→ Your task: Keep only the lines where "GOES" appears.

(Lines of data)
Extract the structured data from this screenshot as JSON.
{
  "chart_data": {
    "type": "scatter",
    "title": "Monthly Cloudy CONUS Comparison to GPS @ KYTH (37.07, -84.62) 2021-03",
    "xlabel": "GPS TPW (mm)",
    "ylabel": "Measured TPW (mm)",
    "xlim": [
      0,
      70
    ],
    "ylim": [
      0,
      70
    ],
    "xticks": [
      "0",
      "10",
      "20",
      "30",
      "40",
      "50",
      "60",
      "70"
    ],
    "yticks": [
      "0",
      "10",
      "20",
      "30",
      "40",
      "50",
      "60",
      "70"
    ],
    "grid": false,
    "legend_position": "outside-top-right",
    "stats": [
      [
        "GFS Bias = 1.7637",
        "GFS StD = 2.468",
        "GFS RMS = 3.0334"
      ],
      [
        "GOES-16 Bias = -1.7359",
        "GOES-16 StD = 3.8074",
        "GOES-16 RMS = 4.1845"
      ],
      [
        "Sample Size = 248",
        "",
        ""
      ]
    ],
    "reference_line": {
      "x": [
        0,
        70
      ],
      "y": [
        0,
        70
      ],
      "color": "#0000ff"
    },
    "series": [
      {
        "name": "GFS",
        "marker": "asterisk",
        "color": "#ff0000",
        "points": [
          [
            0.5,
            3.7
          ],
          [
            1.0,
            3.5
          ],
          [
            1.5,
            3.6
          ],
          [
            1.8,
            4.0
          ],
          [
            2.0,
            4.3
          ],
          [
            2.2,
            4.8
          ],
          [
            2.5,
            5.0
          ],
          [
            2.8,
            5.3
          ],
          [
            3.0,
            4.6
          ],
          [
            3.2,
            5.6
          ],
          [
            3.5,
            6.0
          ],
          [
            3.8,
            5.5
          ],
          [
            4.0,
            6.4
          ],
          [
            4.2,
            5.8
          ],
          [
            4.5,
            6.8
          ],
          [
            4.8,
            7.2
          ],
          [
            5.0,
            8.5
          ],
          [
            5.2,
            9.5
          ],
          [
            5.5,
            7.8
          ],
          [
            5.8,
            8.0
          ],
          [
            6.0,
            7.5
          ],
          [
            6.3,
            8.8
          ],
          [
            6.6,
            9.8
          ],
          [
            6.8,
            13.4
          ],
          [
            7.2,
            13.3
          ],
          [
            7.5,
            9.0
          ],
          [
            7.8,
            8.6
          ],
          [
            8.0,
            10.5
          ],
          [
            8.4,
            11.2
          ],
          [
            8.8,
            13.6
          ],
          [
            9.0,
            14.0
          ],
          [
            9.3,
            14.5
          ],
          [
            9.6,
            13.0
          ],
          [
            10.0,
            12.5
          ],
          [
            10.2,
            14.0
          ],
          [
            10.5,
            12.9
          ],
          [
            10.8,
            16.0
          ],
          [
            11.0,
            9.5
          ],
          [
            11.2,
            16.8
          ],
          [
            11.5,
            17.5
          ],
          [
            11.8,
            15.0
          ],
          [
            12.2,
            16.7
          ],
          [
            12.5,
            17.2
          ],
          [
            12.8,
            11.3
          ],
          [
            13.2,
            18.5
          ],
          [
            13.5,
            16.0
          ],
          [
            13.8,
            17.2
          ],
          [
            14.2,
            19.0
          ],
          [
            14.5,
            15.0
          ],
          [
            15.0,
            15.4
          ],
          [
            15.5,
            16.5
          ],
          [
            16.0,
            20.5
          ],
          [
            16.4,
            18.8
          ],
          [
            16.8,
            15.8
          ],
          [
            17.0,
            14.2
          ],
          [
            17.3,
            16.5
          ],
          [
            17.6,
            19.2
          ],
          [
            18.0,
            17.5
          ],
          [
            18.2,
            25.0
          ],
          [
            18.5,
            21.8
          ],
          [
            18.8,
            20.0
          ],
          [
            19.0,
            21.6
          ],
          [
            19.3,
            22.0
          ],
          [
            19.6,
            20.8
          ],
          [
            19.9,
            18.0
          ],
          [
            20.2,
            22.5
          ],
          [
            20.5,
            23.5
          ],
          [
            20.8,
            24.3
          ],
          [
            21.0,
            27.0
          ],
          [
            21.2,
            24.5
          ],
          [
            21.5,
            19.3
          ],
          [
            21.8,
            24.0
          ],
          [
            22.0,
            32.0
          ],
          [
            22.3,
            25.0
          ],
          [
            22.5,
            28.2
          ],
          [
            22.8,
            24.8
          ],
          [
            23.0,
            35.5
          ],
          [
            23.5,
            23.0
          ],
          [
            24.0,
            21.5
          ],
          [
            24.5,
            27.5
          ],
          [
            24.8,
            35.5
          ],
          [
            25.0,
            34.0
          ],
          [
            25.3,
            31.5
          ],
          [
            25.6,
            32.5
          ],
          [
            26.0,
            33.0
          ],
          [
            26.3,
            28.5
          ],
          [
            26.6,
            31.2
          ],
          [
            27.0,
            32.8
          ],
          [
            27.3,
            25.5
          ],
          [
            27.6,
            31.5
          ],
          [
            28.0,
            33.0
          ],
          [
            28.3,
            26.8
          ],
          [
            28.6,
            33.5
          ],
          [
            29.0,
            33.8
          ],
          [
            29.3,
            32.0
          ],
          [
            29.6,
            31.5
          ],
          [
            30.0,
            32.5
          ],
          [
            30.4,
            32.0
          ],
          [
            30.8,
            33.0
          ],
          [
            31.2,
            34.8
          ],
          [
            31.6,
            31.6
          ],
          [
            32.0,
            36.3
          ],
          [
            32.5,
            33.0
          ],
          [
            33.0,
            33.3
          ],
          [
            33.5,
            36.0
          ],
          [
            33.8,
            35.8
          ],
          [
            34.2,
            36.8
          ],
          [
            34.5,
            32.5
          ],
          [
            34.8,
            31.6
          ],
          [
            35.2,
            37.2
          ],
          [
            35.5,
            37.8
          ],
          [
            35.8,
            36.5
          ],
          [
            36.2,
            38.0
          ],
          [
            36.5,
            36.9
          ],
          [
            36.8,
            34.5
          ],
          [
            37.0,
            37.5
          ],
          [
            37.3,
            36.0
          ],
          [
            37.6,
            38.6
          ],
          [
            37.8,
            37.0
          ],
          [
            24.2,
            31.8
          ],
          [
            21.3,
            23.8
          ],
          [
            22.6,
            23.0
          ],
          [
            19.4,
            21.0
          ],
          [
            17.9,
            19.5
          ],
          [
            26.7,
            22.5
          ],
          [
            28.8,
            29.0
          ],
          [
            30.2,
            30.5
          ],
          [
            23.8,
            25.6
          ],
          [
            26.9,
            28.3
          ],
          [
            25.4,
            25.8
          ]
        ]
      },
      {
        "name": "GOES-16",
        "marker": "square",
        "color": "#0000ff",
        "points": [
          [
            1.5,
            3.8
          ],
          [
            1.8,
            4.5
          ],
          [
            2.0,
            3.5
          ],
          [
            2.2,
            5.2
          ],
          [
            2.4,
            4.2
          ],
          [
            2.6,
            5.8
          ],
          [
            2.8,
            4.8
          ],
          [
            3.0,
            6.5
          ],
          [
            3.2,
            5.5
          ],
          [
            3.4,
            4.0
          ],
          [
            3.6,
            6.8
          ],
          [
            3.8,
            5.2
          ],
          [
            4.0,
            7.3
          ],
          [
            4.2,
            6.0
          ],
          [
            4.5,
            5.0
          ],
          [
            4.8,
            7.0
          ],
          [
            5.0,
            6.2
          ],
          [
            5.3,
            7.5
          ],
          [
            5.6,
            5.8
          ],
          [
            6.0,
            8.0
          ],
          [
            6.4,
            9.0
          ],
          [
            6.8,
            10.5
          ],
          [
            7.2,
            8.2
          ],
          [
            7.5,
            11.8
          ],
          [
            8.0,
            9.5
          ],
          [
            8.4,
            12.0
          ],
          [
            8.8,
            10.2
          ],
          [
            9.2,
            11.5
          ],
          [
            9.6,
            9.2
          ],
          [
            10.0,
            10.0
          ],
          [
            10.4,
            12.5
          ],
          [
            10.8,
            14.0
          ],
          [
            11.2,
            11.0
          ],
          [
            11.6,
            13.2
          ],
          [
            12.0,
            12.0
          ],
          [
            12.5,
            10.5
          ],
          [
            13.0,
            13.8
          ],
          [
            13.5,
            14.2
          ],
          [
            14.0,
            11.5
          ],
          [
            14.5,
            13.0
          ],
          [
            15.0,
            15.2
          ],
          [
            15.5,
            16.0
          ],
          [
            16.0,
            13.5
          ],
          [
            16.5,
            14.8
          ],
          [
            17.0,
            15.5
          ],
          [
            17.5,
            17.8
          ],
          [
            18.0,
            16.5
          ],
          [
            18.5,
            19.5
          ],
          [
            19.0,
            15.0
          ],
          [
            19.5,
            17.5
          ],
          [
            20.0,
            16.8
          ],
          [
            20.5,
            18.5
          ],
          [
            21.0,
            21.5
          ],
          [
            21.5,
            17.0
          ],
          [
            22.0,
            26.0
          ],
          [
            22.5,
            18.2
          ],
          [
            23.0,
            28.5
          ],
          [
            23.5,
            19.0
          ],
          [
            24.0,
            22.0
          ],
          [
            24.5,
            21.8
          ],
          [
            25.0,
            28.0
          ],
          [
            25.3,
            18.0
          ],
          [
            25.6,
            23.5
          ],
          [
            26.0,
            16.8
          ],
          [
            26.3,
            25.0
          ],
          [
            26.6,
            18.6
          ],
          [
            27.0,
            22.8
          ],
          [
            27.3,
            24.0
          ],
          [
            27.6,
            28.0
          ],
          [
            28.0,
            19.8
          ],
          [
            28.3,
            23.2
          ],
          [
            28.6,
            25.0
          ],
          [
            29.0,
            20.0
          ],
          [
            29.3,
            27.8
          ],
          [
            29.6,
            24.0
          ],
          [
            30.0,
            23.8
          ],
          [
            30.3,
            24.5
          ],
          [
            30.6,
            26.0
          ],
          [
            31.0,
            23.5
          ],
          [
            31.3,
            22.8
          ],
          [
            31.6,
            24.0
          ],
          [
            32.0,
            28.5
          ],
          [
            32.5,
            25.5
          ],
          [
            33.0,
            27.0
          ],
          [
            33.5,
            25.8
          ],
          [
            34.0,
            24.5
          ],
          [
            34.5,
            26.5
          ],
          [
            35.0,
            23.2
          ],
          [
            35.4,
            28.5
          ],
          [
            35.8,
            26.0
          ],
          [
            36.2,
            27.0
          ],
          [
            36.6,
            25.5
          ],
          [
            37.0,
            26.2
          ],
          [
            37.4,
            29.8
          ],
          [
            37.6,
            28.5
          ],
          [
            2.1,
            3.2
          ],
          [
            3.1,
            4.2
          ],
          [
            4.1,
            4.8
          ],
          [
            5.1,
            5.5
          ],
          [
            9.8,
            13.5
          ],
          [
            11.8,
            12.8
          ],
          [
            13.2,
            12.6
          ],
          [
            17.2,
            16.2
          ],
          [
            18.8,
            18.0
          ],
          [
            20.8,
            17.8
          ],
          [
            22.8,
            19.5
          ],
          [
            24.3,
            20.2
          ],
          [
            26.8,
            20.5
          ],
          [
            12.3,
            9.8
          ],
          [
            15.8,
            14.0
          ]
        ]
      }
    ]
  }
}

→ Complete response:
        "GOES-16 Bias = -1.7359",
        "GOES-16 StD = 3.8074",
        "GOES-16 RMS = 4.1845"
        "name": "GOES-16",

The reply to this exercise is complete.